- **Given task**: Find all lines in the records that include the word "写了白鹭的", and copy them out.

=== Record list ===

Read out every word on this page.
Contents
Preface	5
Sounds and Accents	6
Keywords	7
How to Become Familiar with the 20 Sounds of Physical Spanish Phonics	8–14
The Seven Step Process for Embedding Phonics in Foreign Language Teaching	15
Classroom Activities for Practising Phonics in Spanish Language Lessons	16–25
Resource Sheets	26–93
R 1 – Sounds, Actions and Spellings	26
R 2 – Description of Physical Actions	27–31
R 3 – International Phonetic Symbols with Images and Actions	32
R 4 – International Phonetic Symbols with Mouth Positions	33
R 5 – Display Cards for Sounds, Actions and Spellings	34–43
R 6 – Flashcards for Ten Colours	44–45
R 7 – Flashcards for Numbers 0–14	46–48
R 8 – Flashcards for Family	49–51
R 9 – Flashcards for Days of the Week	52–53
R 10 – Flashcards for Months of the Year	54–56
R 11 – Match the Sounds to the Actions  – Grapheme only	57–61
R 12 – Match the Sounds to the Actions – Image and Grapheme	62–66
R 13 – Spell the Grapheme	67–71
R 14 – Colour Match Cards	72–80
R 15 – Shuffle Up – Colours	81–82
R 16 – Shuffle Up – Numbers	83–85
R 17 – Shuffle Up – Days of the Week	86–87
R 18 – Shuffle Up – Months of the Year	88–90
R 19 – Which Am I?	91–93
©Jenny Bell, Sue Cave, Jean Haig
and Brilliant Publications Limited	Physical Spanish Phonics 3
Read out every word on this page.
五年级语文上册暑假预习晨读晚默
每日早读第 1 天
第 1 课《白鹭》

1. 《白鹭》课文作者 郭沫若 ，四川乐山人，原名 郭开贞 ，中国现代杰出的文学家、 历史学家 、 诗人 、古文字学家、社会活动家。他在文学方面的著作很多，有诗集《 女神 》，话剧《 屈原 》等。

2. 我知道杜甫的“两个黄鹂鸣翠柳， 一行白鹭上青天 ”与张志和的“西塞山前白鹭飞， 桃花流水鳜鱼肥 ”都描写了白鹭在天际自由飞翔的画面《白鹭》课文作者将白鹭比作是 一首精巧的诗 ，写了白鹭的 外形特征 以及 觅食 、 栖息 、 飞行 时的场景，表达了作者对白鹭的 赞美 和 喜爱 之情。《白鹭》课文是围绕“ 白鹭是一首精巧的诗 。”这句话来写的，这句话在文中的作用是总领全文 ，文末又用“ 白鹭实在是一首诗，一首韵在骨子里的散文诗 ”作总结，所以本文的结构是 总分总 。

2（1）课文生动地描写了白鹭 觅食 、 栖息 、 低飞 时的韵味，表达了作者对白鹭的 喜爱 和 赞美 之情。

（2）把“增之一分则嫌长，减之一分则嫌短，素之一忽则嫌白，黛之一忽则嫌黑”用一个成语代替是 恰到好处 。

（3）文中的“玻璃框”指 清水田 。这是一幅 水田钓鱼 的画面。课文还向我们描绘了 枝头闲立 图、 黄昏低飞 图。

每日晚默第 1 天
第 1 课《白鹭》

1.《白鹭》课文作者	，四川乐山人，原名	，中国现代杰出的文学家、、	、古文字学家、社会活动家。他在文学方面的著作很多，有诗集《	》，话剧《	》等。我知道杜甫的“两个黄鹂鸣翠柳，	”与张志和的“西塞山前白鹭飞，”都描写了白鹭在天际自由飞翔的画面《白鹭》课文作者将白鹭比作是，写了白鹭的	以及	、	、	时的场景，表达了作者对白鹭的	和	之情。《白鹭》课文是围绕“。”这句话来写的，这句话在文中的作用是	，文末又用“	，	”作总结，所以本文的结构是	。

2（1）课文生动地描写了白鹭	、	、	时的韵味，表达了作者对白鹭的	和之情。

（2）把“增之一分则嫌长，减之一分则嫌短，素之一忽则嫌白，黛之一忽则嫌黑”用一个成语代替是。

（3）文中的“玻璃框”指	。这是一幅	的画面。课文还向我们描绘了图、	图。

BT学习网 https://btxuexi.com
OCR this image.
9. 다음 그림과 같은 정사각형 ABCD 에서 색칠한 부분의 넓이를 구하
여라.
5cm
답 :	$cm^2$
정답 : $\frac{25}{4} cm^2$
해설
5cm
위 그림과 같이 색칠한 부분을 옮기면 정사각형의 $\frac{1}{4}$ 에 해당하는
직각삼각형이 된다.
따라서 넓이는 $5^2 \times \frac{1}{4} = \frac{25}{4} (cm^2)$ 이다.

===

- **Answer below**:
2. 我知道杜甫的“两个黄鹂鸣翠柳， 一行白鹭上青天 ”与张志和的“西塞山前白鹭飞， 桃花流水鳜鱼肥 ”都描写了白鹭在天际自由飞翔的画面《白鹭》课文作者将白鹭比作是 一首精巧的诗 ，写了白鹭的 外形特征 以及 觅食 、 栖息 、 飞行 时的场景，表达了作者对白鹭的 赞美 和 喜爱 之情。《白鹭》课文是围绕“ 白鹭是一首精巧的诗 。”这句话来写的，这句话在文中的作用是总领全文 ，文末又用“ 白鹭实在是一首诗，一首韵在骨子里的散文诗 ”作总结，所以本文的结构是 总分总 。
1.《白鹭》课文作者	，四川乐山人，原名	，中国现代杰出的文学家、、	、古文字学家、社会活动家。他在文学方面的著作很多，有诗集《	》，话剧《	》等。我知道杜甫的“两个黄鹂鸣翠柳，	”与张志和的“西塞山前白鹭飞，”都描写了白鹭在天际自由飞翔的画面《白鹭》课文作者将白鹭比作是，写了白鹭的	以及	、	、	时的场景，表达了作者对白鹭的	和	之情。《白鹭》课文是围绕“。”这句话来写的，这句话在文中的作用是	，文末又用“	，	”作总结，所以本文的结构是	。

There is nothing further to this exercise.